═════ Data provided ═════

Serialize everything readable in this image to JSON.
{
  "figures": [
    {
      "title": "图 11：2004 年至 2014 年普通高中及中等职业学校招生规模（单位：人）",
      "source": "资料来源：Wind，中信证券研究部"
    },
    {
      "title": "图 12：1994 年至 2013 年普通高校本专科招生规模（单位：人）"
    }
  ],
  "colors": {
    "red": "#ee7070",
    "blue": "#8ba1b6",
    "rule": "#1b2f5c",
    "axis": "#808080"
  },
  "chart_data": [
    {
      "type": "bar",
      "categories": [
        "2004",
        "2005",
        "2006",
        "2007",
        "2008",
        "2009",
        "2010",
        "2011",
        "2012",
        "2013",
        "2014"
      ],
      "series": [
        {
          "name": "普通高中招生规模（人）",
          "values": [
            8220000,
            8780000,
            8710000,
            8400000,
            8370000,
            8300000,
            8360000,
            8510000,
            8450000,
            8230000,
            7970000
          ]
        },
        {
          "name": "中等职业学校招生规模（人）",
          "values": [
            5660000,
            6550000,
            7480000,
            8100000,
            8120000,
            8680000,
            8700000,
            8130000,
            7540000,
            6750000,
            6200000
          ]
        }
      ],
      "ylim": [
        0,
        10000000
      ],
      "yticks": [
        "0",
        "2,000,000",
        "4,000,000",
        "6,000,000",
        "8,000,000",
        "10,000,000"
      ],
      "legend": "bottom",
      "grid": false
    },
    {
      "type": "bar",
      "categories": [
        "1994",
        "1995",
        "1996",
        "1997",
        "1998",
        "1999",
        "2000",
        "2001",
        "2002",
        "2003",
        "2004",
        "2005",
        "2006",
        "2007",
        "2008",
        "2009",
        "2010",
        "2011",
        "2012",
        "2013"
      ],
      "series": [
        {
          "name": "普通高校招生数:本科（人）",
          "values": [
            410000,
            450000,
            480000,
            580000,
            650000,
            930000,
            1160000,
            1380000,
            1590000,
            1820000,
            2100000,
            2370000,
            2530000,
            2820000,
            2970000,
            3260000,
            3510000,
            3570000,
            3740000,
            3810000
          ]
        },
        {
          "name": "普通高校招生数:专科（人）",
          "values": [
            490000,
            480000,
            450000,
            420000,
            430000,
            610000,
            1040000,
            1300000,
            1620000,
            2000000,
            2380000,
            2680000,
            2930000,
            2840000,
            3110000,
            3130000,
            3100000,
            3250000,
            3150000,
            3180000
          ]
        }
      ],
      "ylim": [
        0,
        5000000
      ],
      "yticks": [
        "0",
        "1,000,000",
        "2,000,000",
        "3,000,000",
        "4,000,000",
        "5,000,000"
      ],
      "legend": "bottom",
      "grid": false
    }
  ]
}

═════

[The task]
Extract lines where the string "title" occurs.

[Response to the task]
      "title": "图 11：2004 年至 2014 年普通高中及中等职业学校招生规模（单位：人）",
      "title": "图 12：1994 年至 2013 年普通高校本专科招生规模（单位：人）"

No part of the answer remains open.